§ WHAT TO WORK ON
The exercise asks you to copy every line below in which "pattern" appears.

— Start THE INPUT —

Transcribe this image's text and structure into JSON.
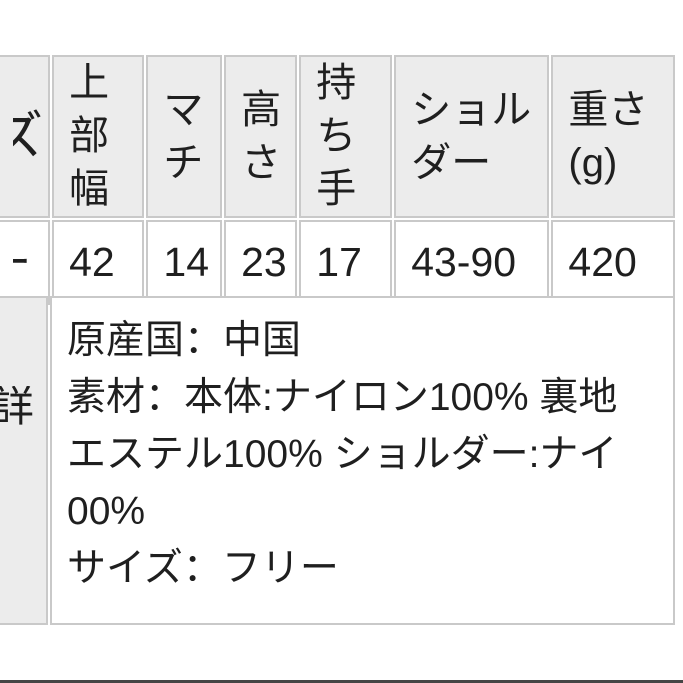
{
  "size_table": {
    "header_fragment": "ズ",
    "value_fragment": "ー",
    "columns": [
      {
        "header": [
          "上部",
          "幅"
        ],
        "value": "42"
      },
      {
        "header": [
          "マ",
          "チ"
        ],
        "value": "14"
      },
      {
        "header": [
          "高",
          "さ"
        ],
        "value": "23"
      },
      {
        "header": [
          "持ち",
          "手"
        ],
        "value": "17"
      },
      {
        "header": [
          "ショル",
          "ダー"
        ],
        "value": "43-90"
      },
      {
        "header": [
          "重さ",
          "(g)"
        ],
        "value": "420"
      }
    ]
  },
  "details_table": {
    "label_fragment": "詳",
    "lines": [
      "原産国：中国",
      "素材：本体:ナイロン100% 裏地",
      "エステル100% ショルダー:ナイ",
      "00%",
      "サイズ：フリー"
    ]
  },
  "colors": {
    "header_bg": "#ececec",
    "cell_bg": "#ffffff",
    "border": "#c9c9c9",
    "text": "#1f1f1f",
    "bottom_line": "#454545"
  }
}
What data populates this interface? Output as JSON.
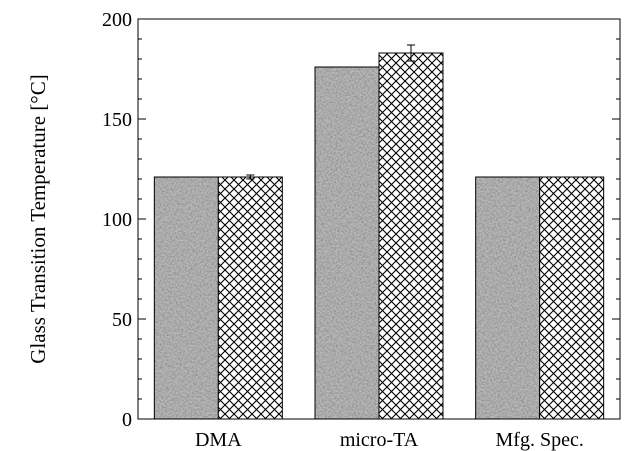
{
  "chart_data": {
    "type": "bar",
    "categories": [
      "DMA",
      "micro-TA",
      "Mfg. Spec."
    ],
    "ylabel": "Glass Transition Temperature [°C]",
    "xlabel": "",
    "ylim": [
      0,
      200
    ],
    "yticks": [
      0,
      50,
      100,
      150,
      200
    ],
    "grid": false,
    "series": [
      {
        "values": [
          121,
          176,
          121
        ],
        "pattern": "dark-speckle",
        "color": "#3a3a3a"
      },
      {
        "values": [
          121,
          183,
          121
        ],
        "pattern": "crosshatch",
        "color": "#ffffff",
        "error": [
          1,
          4,
          0
        ]
      }
    ]
  }
}
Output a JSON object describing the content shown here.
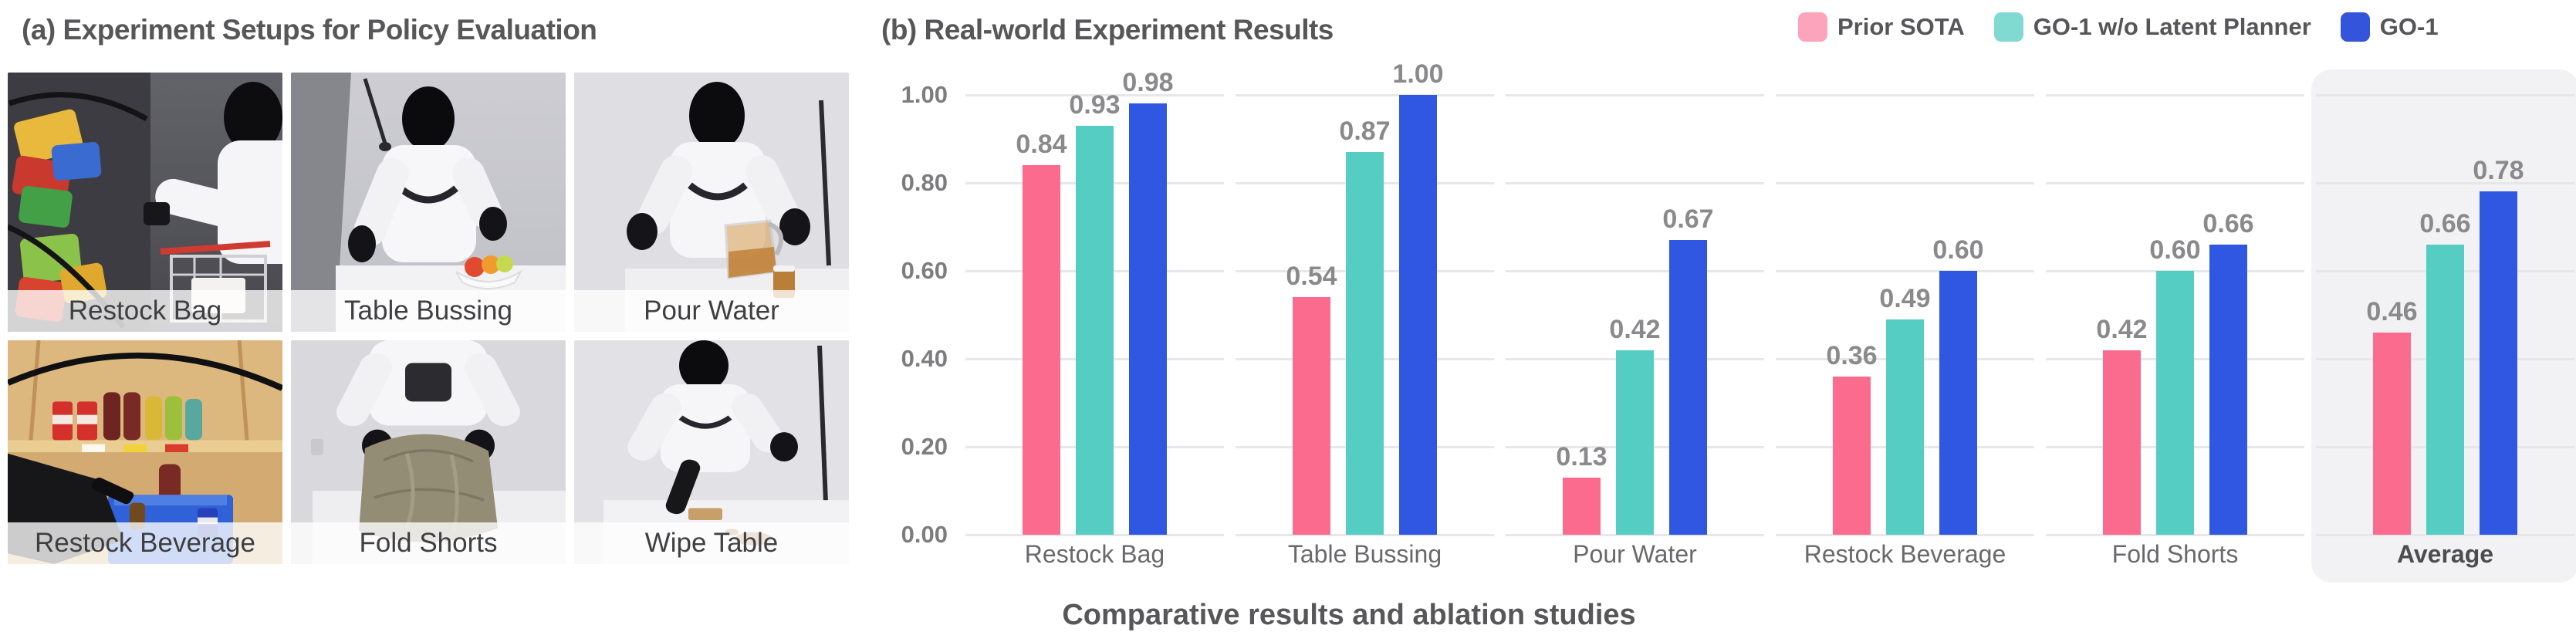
{
  "panel_a": {
    "title": "(a) Experiment Setups for Policy Evaluation",
    "photos": [
      {
        "label": "Restock Bag"
      },
      {
        "label": "Table Bussing"
      },
      {
        "label": "Pour Water"
      },
      {
        "label": "Restock Beverage"
      },
      {
        "label": "Fold Shorts"
      },
      {
        "label": "Wipe Table"
      }
    ]
  },
  "panel_b": {
    "title": "(b) Real-world Experiment Results",
    "caption": "Comparative results and ablation studies"
  },
  "chart_data": {
    "type": "bar",
    "title": "(b) Real-world Experiment Results",
    "categories": [
      "Restock Bag",
      "Table Bussing",
      "Pour Water",
      "Restock Beverage",
      "Fold Shorts",
      "Average"
    ],
    "series": [
      {
        "name": "Prior SOTA",
        "color": "#fb6b8d",
        "legend_color": "#fba4bb",
        "values": [
          0.84,
          0.54,
          0.13,
          0.36,
          0.42,
          0.46
        ]
      },
      {
        "name": "GO-1 w/o Latent Planner",
        "color": "#55cdc3",
        "legend_color": "#81dad2",
        "values": [
          0.93,
          0.87,
          0.42,
          0.49,
          0.6,
          0.66
        ]
      },
      {
        "name": "GO-1",
        "color": "#2f57e2",
        "legend_color": "#3354db",
        "values": [
          0.98,
          1.0,
          0.67,
          0.6,
          0.66,
          0.78
        ]
      }
    ],
    "ylim": [
      0,
      1
    ],
    "yticks": [
      "0.00",
      "0.20",
      "0.40",
      "0.60",
      "0.80",
      "1.00"
    ],
    "value_label_format": "2-decimals",
    "grid": "horizontal gridlines, drawn per category panel with gaps",
    "legend_position": "top-right",
    "highlight_category": "Average",
    "highlight_color": "#f2f2f4"
  }
}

— End THE INPUT —

§ WRITTEN RESPONSE
        "pattern": "dark-speckle",
        "pattern": "crosshatch",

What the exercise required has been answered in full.